* [Exercise details] Return the lines of the listing below exactly as they are, leaving out the pictures.

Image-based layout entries
☆ ☆ ☆ ☆
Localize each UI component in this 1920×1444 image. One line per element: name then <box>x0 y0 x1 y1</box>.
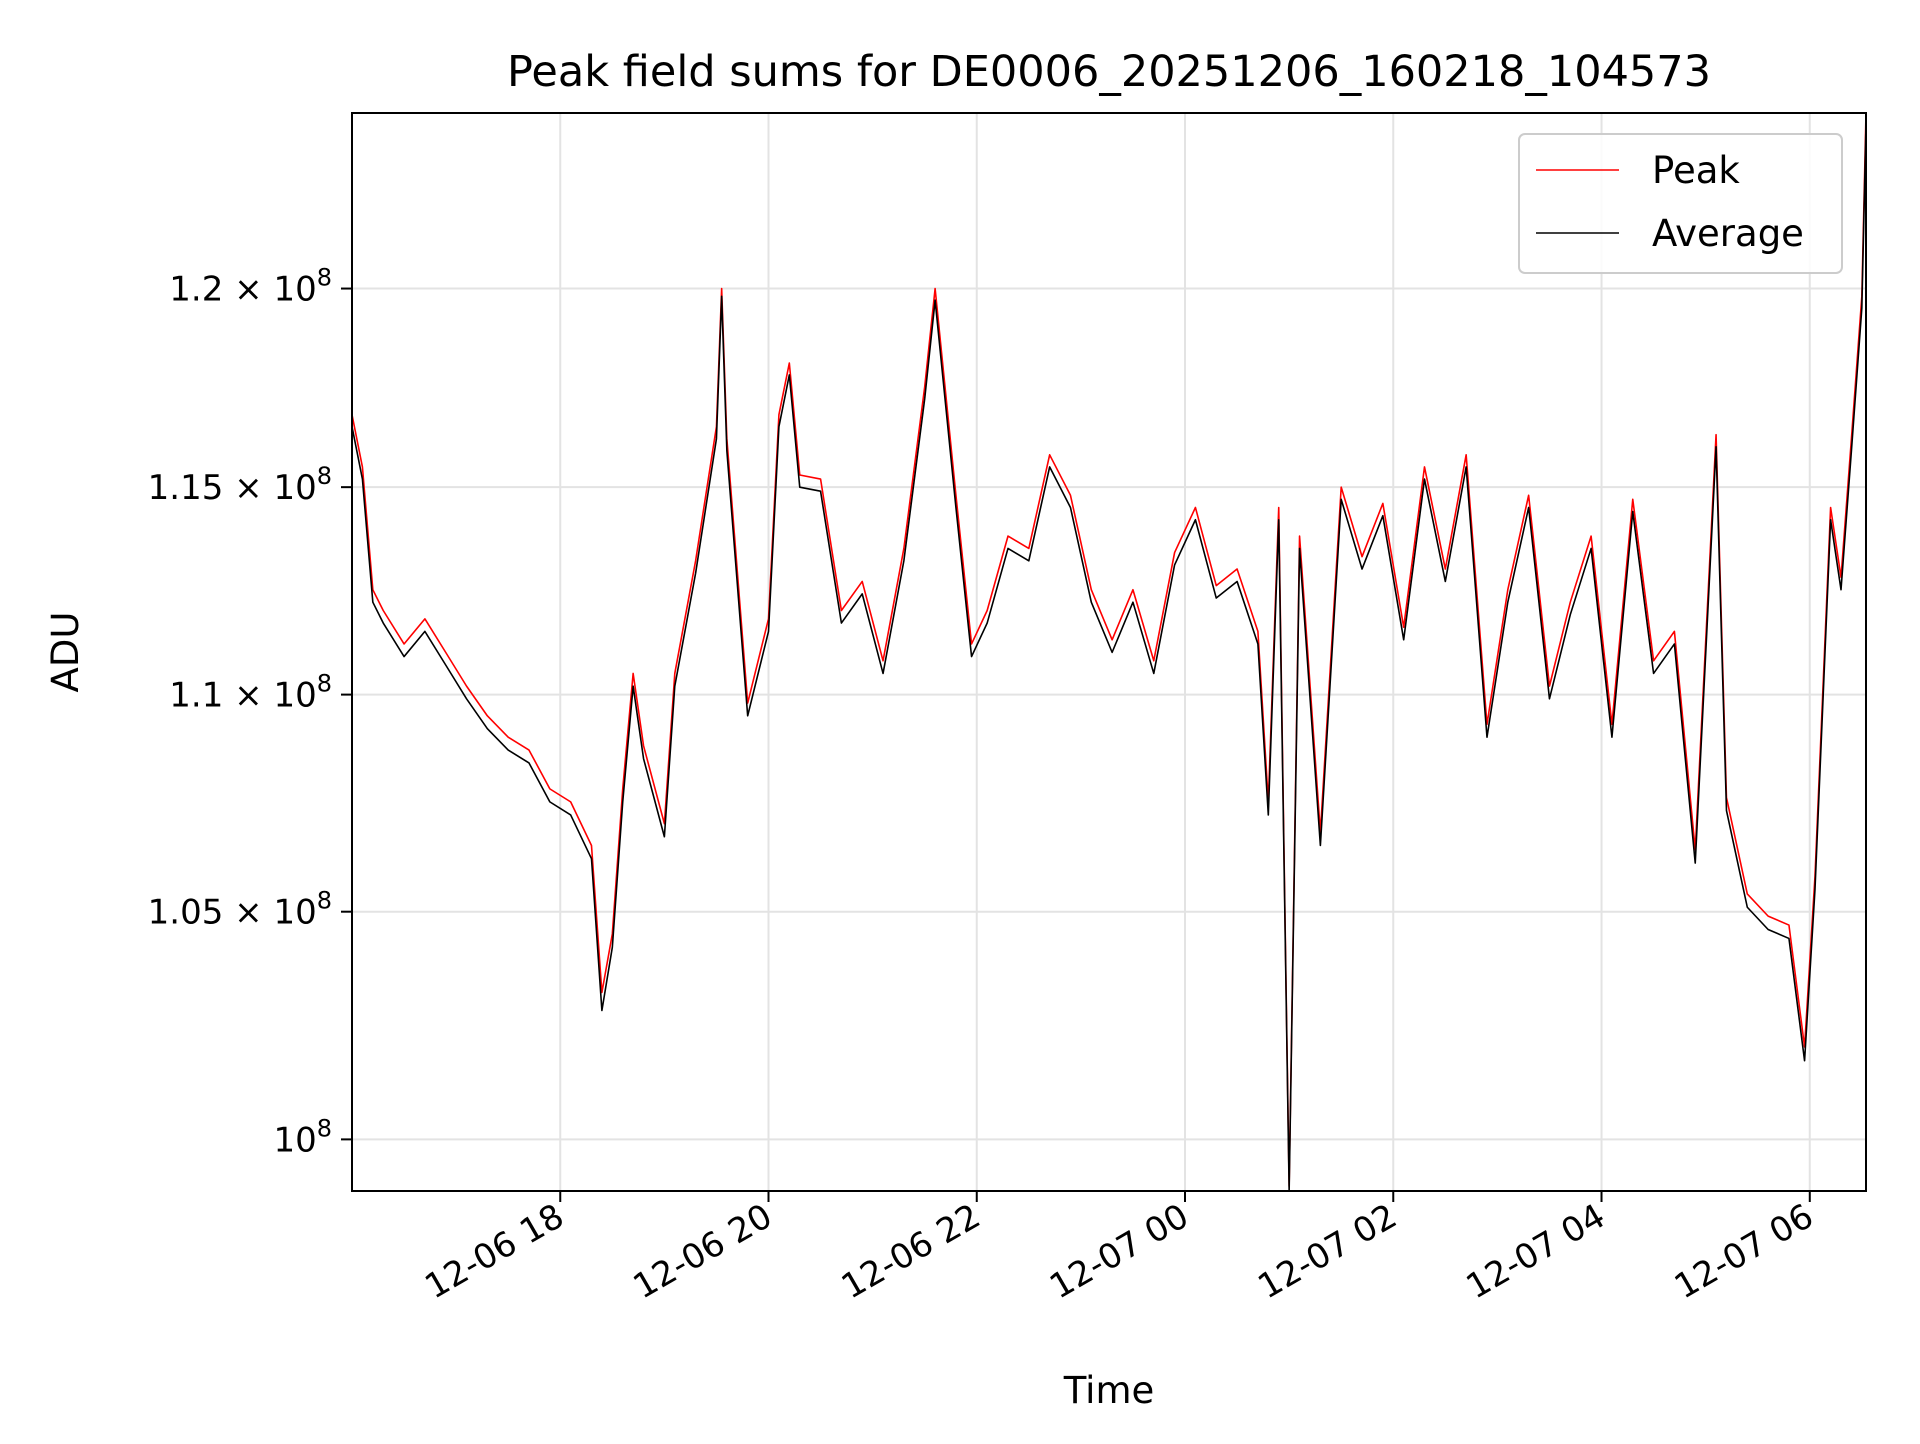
x-axis-label: Time <box>1063 1369 1155 1412</box>
chart-title: Peak field sums for DE0006_20251206_1602… <box>507 47 1711 97</box>
legend-label-average: Average <box>1652 212 1804 255</box>
y-tick-label: 1.1 × 108 <box>169 670 332 716</box>
legend-frame <box>1518 133 1843 274</box>
plot-area-background <box>352 113 1866 1191</box>
y-tick-label: 1.2 × 108 <box>169 264 332 310</box>
series-line-peak <box>352 113 1866 1188</box>
series-line-average <box>352 124 1866 1191</box>
plot-frame <box>351 112 1867 1192</box>
legend: Peak Average <box>1518 133 1843 274</box>
series-layer <box>352 113 1866 1191</box>
y-axis-label: ADU <box>44 612 87 693</box>
y-tick-label: 1.15 × 108 <box>148 462 332 508</box>
legend-label-peak: Peak <box>1652 149 1740 192</box>
grid-layer <box>352 113 1866 1191</box>
y-tick-label: 108 <box>273 1114 332 1160</box>
y-tick-label: 1.05 × 108 <box>148 887 332 933</box>
y-tick-layer: 108 1.05 × 108 1.1 × 108 1.15 × 108 1.2 × 10… <box>148 264 352 1160</box>
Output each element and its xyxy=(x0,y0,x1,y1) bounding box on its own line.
☆ ☆ ☆ ☆
* [Solution to this problem]
Localize each UI component in this 1920×1444 image. One line per element: name then <box>x0 y0 x1 y1</box>.
x-axis-label: Time <box>1063 1369 1155 1412</box>
chart-title: Peak field sums for DE0006_20251206_1602… <box>507 47 1711 97</box>
legend-label-average: Average <box>1652 212 1804 255</box>
y-tick-label: 1.1 × 108 <box>169 670 332 716</box>
legend-frame <box>1518 133 1843 274</box>
plot-area-background <box>352 113 1866 1191</box>
y-tick-label: 1.2 × 108 <box>169 264 332 310</box>
series-line-peak <box>352 113 1866 1188</box>
series-line-average <box>352 124 1866 1191</box>
plot-frame <box>351 112 1867 1192</box>
legend: Peak Average <box>1518 133 1843 274</box>
series-layer <box>352 113 1866 1191</box>
y-axis-label: ADU <box>44 612 87 693</box>
y-tick-label: 1.15 × 108 <box>148 462 332 508</box>
legend-label-peak: Peak <box>1652 149 1740 192</box>
grid-layer <box>352 113 1866 1191</box>
y-tick-label: 108 <box>273 1114 332 1160</box>
y-tick-label: 1.05 × 108 <box>148 887 332 933</box>
y-tick-layer: 108 1.05 × 108 1.1 × 108 1.15 × 108 1.2 × 10… <box>148 264 352 1160</box>
Output each element and its xyxy=(x0,y0,x1,y1) bounding box on its own line.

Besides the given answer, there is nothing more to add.